Written problem
In the material below, find every line with "qobiliyatiga" and pull it out.

[Collected data]
------------------------

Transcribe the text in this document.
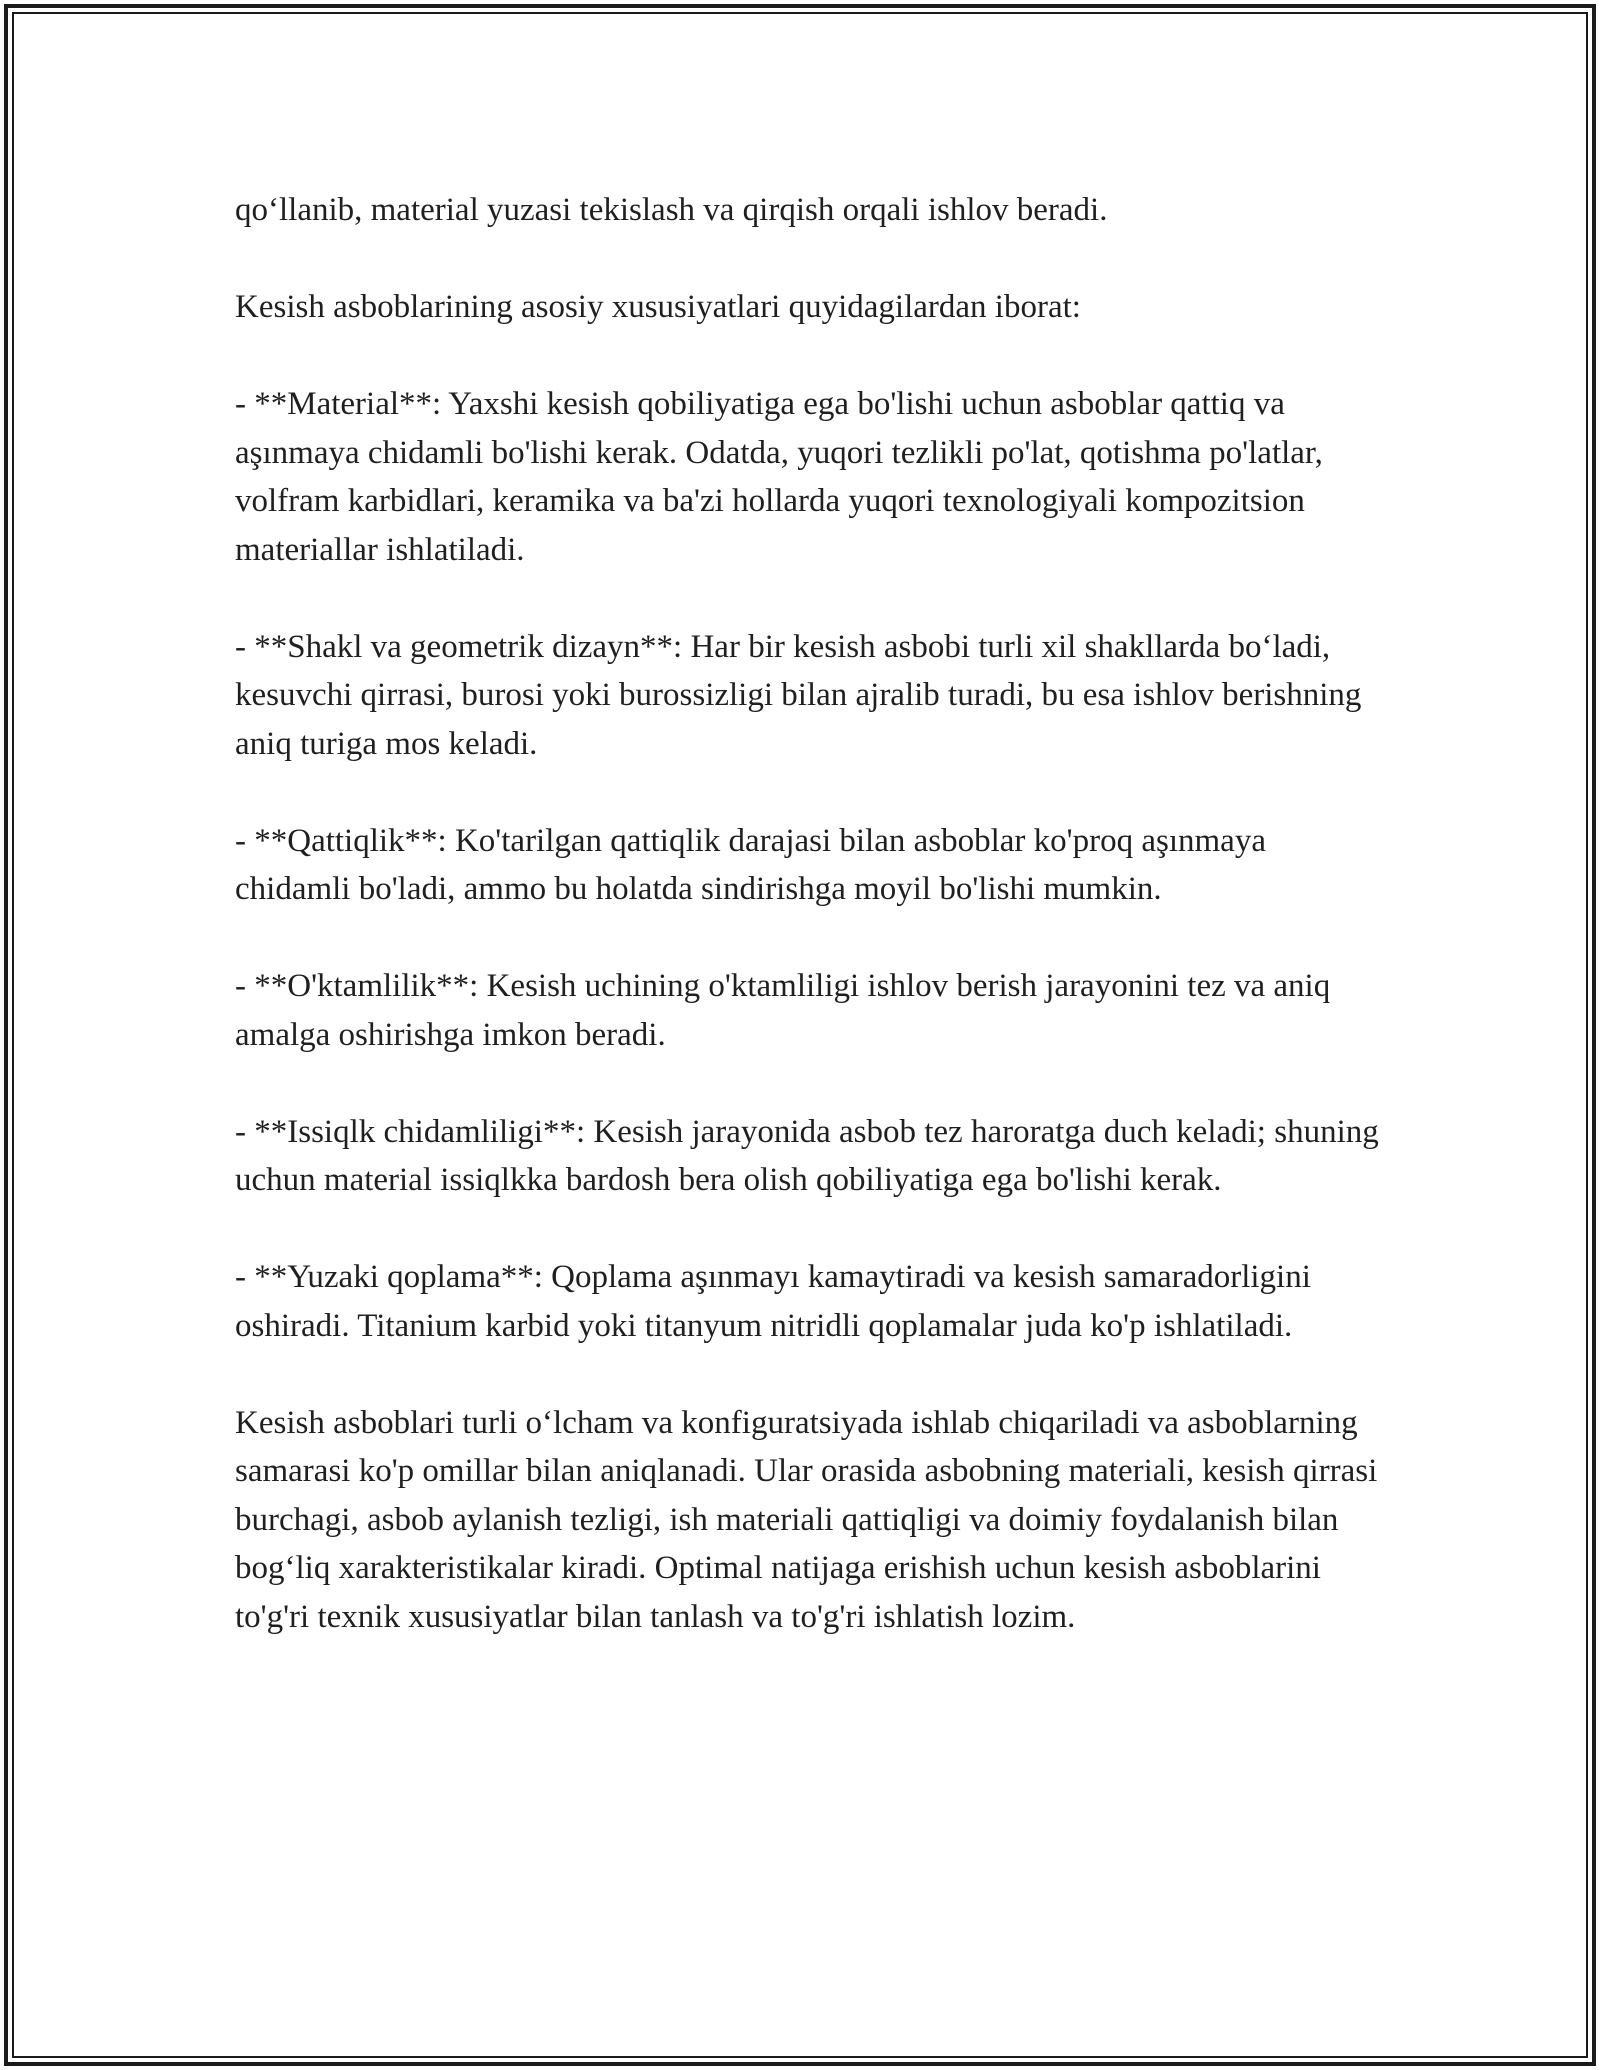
qo‘llanib, material yuzasi tekislash va qirqish orqali ishlov beradi.

Kesish asboblarining asosiy xususiyatlari quyidagilardan iborat:

- **Material**: Yaxshi kesish qobiliyatiga ega bo'lishi uchun asboblar qattiq va aşınmaya chidamli bo'lishi kerak. Odatda, yuqori tezlikli po'lat, qotishma po'latlar, volfram karbidlari, keramika va ba'zi hollarda yuqori texnologiyali kompozitsion materiallar ishlatiladi.

- **Shakl va geometrik dizayn**: Har bir kesish asbobi turli xil shakllarda bo‘ladi, kesuvchi qirrasi, burosi yoki burossizligi bilan ajralib turadi, bu esa ishlov berishning aniq turiga mos keladi.

- **Qattiqlik**: Ko'tarilgan qattiqlik darajasi bilan asboblar ko'proq aşınmaya chidamli bo'ladi, ammo bu holatda sindirishga moyil bo'lishi mumkin.

- **O'ktamlilik**: Kesish uchining o'ktamliligi ishlov berish jarayonini tez va aniq amalga oshirishga imkon beradi.

- **Issiqlk chidamliligi**: Kesish jarayonida asbob tez haroratga duch keladi; shuning uchun material issiqlkka bardosh bera olish qobiliyatiga ega bo'lishi kerak.

- **Yuzaki qoplama**: Qoplama aşınmayı kamaytiradi va kesish samaradorligini oshiradi. Titanium karbid yoki titanyum nitridli qoplamalar juda ko'p ishlatiladi.

Kesish asboblari turli o‘lcham va konfiguratsiyada ishlab chiqariladi va asboblarning samarasi ko'p omillar bilan aniqlanadi. Ular orasida asbobning materiali, kesish qirrasi burchagi, asbob aylanish tezligi, ish materiali qattiqligi va doimiy foydalanish bilan bog‘liq xarakteristikalar kiradi. Optimal natijaga erishish uchun kesish asboblarini to'g'ri texnik xususiyatlar bilan tanlash va to'g'ri ishlatish lozim.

------------------------

Output
- **Material**: Yaxshi kesish qobiliyatiga ega bo'lishi uchun asboblar qattiq va aşınmaya chidamli bo'lishi kerak. Odatda, yuqori tezlikli po'lat, qotishma po'latlar, volfram karbidlari, keramika va ba'zi hollarda yuqori texnologiyali kompozitsion materiallar ishlatiladi.
- **Issiqlk chidamliligi**: Kesish jarayonida asbob tez haroratga duch keladi; shuning uchun material issiqlkka bardosh bera olish qobiliyatiga ega bo'lishi kerak.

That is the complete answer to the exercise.